Excerpted text:
# # # # #
# Moving household from Spain to USA



## Cycle (May 25, 2015)

Hello. I'd be very grateful to hear anyone else's experience in moving from Spain to the US, specifically regarding any recommendations for moving (removal) companies. I am a US citizen currently residing in Madrid.

Thanks much for any advice or comments.

Best.
-Cycle


----------



## baldilocks (Mar 7, 2010)

Cycle said:


> Hello. I'd be very grateful to hear anyone else's experience in moving from Spain to the US, specifically regarding any recommendations for moving (removal) companies. I am a US citizen currently residing in Madrid.
> 
> Thanks much for any advice or comments.
> 
> ...


Why not try a US company that ships to Spain such as Bekins Bekins Van Lines, Inc. they will probably have contacts here in Spain that they work with when shipping from US to Soain and could work it the other way round. We used them to move stuff from FL to Spain and I can't fault them, even the cost was reasonable.


----------



## Cycle (May 25, 2015)

Thanks Baldilocks. That was my initial thought and I have contacted with several such firms, Bekins included. If there are any other recommendations for specific companies, I'd be glad to hear them.


----------



## baldilocks (Mar 7, 2010)

Cycle said:


> Thanks Baldilocks. That was my initial thought and I have contacted with several such firms, Bekins included. If there are any other recommendations for specific companies, I'd be glad to hear them.


We had to ship a load of stuff from FL to Spain and after trying several (I can't remember now, it was eight years ago) I found Bekins to offer the best deal. We contracted them to wrap and pack as well and they did an excellent job, even making crates for pictures (my late f-i-l was an artist and an architect). They had basic strong carton materials for making up custom sized packing boxes. Not one thing was damaged or broken. I recommend them to anyone wanting to come from USA to anywhere over here. They organised the Spanish end as well with customs clearance and a Spanish company to collect from the docks, handle the paperwork, deliver it to the house, unload and cart it up several floors (we put most of it in the attic initially, since we were having building work done affecting much of the rest of the house).
# # # # #
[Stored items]
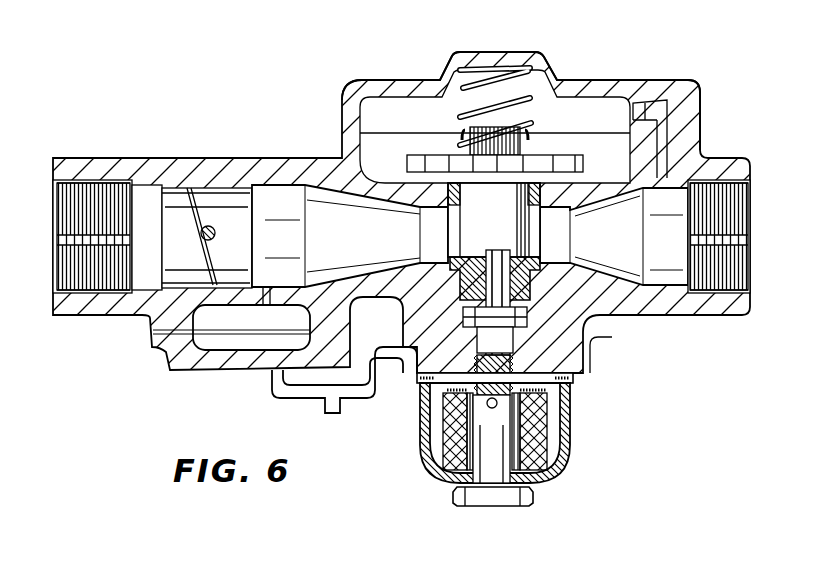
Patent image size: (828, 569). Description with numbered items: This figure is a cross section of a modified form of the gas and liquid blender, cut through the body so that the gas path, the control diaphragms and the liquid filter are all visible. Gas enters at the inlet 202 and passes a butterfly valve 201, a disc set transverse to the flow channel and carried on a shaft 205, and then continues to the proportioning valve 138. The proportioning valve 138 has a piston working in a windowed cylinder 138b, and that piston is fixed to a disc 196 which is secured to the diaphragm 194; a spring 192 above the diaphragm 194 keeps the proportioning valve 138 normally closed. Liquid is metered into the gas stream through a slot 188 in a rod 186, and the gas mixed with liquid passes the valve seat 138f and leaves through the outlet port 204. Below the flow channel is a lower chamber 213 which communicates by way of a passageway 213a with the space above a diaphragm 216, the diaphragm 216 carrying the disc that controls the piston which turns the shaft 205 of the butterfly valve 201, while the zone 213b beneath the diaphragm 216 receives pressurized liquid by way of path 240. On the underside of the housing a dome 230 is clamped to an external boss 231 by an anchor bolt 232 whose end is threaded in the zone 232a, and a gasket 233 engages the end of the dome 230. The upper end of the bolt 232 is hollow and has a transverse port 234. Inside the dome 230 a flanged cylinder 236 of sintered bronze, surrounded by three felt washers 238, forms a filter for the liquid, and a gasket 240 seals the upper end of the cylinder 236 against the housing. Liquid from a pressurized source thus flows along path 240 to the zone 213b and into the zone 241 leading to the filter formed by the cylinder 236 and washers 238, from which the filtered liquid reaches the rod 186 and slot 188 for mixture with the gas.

The proportioning valve 138 is at (494, 220).
The windowed cylinder 138b is at (447, 258).
The valve seat 138f is at (548, 263).
The rod 186 is at (513, 340).
The slot 188 is at (473, 342).
The spring 192 is at (509, 53).
The diaphragm 194 is at (573, 142).
The disc 196 is at (586, 166).
The butterfly valve 201 is at (192, 236).
The inlet 202 is at (73, 272).
The outlet port 204 is at (713, 277).
The shaft 205 is at (212, 226).
The lower chamber 213 is at (233, 329).
The passageway 213a is at (262, 313).
The zone below diaphragm 213b is at (238, 343).
The diaphragm 216 is at (208, 340).
The dome 230 is at (490, 458).
The external boss 231 is at (587, 327).
The anchor bolt 232 is at (493, 497).
The threaded zone 232a is at (511, 361).
The gasket 233 is at (585, 360).
The transverse port 234 is at (492, 420).
The flanged cylinder 236 is at (447, 470).
The felt washers 238 is at (452, 446).
The gasket 240 is at (333, 412).
The zone 241 is at (447, 381).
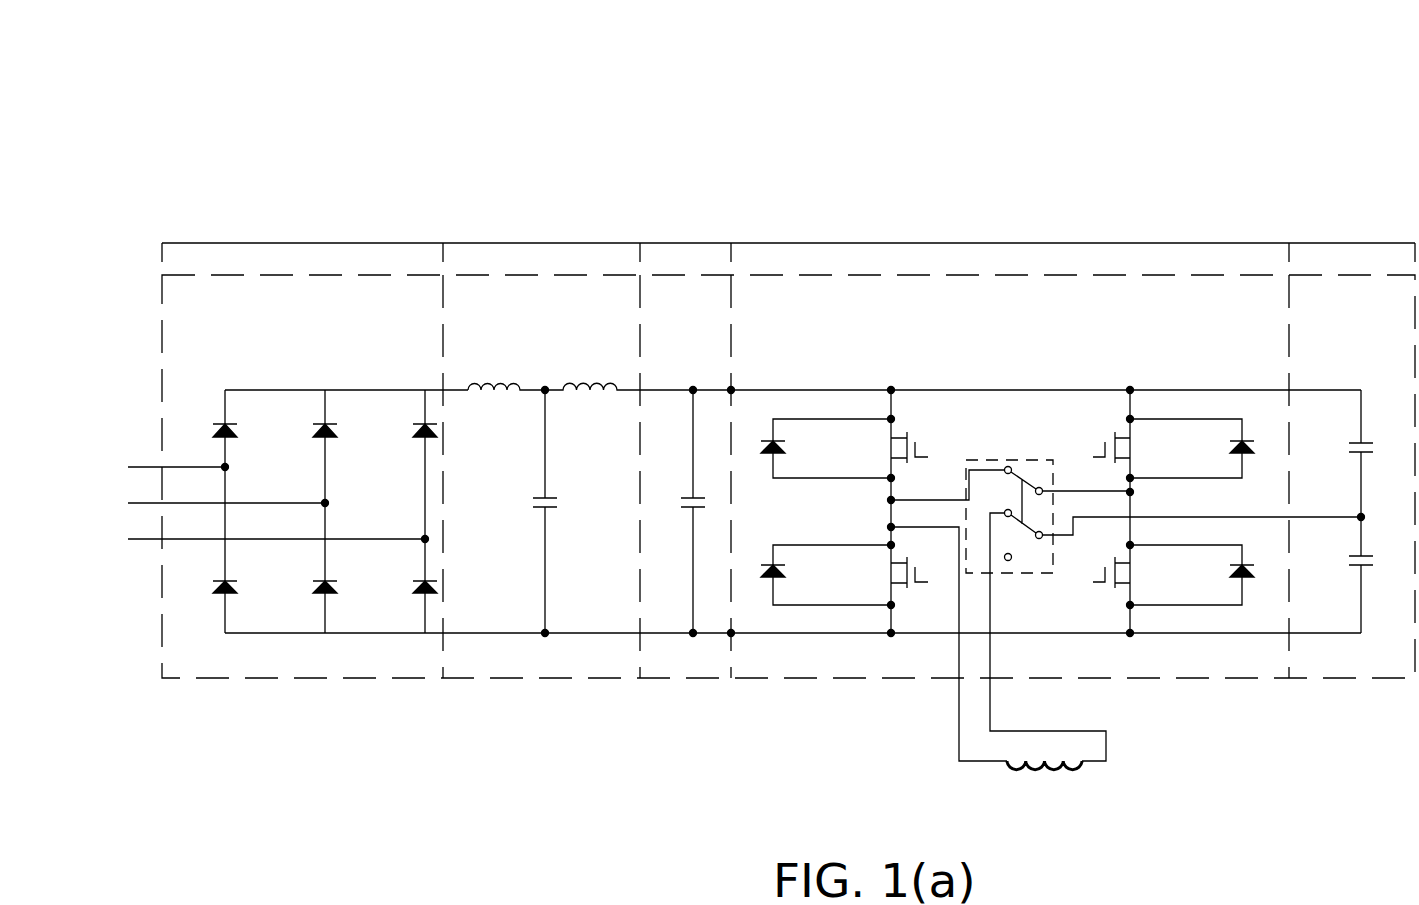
# # # # #
Exercise goal: In the forum thread on moving a household from Spain to the USA, reproduce the passage that starts at "Why not try" and runs up to and including "cost was reasonable.".

Written response:
Why not try a US company that ships to Spain such as Bekins Bekins Van Lines, Inc. they will probably have contacts here in Spain that they work with when shipping from US to Soain and could work it the other way round. We used them to move stuff from FL to Spain and I can't fault them, even the cost was reasonable.